++++ Extract ++++
Along Sunset Boulevard, we pass a mammoth billboard for Fallon’s game show, That’s My Jam, and Kelce recounts meeting the host for the first time. “I was like, ‘Dude, this is probably going to be the most awkward thing anybody has ever said to you,’” he says, building up a story that ends with him revealing that he told Fallon how much he loved him in the 2004 film Taxi. Fallon has a scene in which he sings “This Will Be (An Everlasting Love),” and Kelce really gets a kick out of it. The movie currently holds a 9 percent rating on Rotten Tomatoes. I’m guessing Fallon has heard worse.

We’re on our way to CoolKicks, a sneaker store and hypebeast mecca. Kelce has been to the store before, but he says he hasn’t been “since they would recognize me.” It’s his type of place. He estimates that he owns between 300 and 400 pairs of shoes, many of which, like the LeBron II Oregon PEs he is wearing today, are rare. And spend-y: This pair of LeBron IIs can sell for as much as $4,500.

His love of fashion stems from his upbringing in Cleveland Heights, a diverse suburb with a vibrant arts scene. Attending his public high school, he tells me, “was like a fashion show every day,” adding, “I knew kids who didn’t even wear the same shirt twice.” Kelce is a proud son of Cleveland, and he reps his hometown in ways that are both charming and corny. Before games, he listens to “Burn On,” Randy Newman’s ode to the Cuyahoga River. The song is played in the opening sequence of the Cleveland sports classic Major League, which also happens to be one of his favorite movies. “It just makes me think about home, and think about the journey,” he says.

Kelce also remains tight with several childhood friends from Cleveland Heights, who are fixtures within Kelce’s jet-setting lifestyle. There’s Kumar Ferguson, who works as his personal chef. Growing up in Cleveland Heights, Ferguson honed a passion for food by cooking for his younger brother. He was working as a truck driver in 2016, a job that allowed him to “taste food from every region,” when Kelce called to make a compelling proposition. “He’s like, ‘Hey man, I want to take my diet seriously, and take it to the next level,’” Ferguson says. “I’m like, shit, let’s do it. Three or four days later, I was in Kansas City.” Ferguson has a loft in downtown Kansas City and is at Kelce’s home every day in the regular season, preparing meals, stocking the refrigerator—and just chilling. “We kick it all day,” Ferguson says.

There’s also Aric Jones, who graduated from Heights High a year after Kelce and Ferguson. Jones was finishing his schooling at Tennessee State in 2014 when Kelce extended an invitation to move in with him in Kansas City. “I was just like, ‘Are you sure this is cool? I don’t want to be a burden on you,’” Jones says. “He just sent me a picture of a bedroom and said, ‘Here’s your room. It’s waiting for you.’”

Jones lived with Kelce for two years, partying about as much as you’d expect from two buddies in their early 20s. He currently lives and works in Washington, DC, but flies out most weekends to link up with the old gang. Coachella one weekend, a prize fight in Vegas the next—wherever he goes, Kelce always rolls deep, Entourage-style (albeit with a more diverse crew). “Travis has always been the larger-than-life white kid that’s always hung out with the Black kids,” Jones says.

For Kelce, the candor and familiarity of those friendships has been a grounding force. “I’ve known both of them since I was five, six years old,” he says of Ferguson and Jones. “It’s really easy to be yourself when you’ve got the people you grew up with around all the time.”

Our driver pulls into the parking area behind CoolKicks, and we are let in through the back door by an employee, who ushers us through a labyrinth of chrome-wire shelves stacked with shoeboxes. We emerge to a brightly lit store where there are about a dozen midday shoppers and nearly as many staff waiting to greet Kelce like a conquering hero. “The champ is here!” one says from behind the counter.
++++
• _Exercise directions_
Decide whether each statement agrees with the passage on Travis Kelce, and answer yes or no with the exact words from the passage that settle it.
1. Kelce owns fewer than 300 pairs of shoes.
2. Ferguson was working as a truck driver in 2016 when Kelce called him.
3. Jones lived with Kelce for three years.
++++ Supplied entries ++++
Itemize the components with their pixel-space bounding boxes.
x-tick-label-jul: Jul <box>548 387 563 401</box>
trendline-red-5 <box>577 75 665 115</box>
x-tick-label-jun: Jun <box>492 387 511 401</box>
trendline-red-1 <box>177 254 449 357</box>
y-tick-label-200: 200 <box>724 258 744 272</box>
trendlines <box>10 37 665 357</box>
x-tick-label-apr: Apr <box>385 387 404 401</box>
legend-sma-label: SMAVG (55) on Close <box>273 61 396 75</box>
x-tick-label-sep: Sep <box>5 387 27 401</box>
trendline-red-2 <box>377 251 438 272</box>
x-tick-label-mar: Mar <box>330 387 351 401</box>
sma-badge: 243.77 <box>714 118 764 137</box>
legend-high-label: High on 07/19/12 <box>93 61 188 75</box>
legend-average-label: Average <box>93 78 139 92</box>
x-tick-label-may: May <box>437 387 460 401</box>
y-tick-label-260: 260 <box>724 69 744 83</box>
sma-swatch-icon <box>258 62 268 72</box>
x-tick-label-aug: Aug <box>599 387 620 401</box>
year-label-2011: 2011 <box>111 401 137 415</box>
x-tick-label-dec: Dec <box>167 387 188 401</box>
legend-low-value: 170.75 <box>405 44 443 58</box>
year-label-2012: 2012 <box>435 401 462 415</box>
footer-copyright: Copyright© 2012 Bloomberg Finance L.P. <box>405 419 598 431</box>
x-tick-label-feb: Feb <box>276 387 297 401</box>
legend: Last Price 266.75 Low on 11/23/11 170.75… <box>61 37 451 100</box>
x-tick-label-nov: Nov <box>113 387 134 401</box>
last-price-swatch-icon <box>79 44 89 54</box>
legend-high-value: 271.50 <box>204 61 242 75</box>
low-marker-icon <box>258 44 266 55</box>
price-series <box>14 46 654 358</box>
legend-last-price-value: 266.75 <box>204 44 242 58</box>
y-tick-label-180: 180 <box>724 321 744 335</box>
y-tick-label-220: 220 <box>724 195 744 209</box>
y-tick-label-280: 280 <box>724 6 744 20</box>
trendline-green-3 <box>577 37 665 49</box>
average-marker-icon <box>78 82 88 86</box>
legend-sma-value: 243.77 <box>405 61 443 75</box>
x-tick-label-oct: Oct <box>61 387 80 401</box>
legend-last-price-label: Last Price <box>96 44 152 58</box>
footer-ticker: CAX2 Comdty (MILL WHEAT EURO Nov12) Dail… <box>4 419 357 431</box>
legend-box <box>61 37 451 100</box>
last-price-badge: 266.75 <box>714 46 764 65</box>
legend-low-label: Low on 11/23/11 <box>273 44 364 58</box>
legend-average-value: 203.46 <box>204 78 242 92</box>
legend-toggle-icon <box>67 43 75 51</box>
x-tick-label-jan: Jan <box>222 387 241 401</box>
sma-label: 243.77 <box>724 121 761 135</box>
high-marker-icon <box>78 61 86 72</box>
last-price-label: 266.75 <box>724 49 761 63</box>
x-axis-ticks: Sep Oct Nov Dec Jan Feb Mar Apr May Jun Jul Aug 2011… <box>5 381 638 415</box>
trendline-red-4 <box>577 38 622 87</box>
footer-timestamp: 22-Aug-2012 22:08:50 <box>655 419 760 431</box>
++++
• _Task response_
1. No: "He estimates that he owns between 300 and 400 pairs of shoes"
2. Yes: "He was working as a truck driver in 2016"
3. No: "Jones lived with Kelce for two years"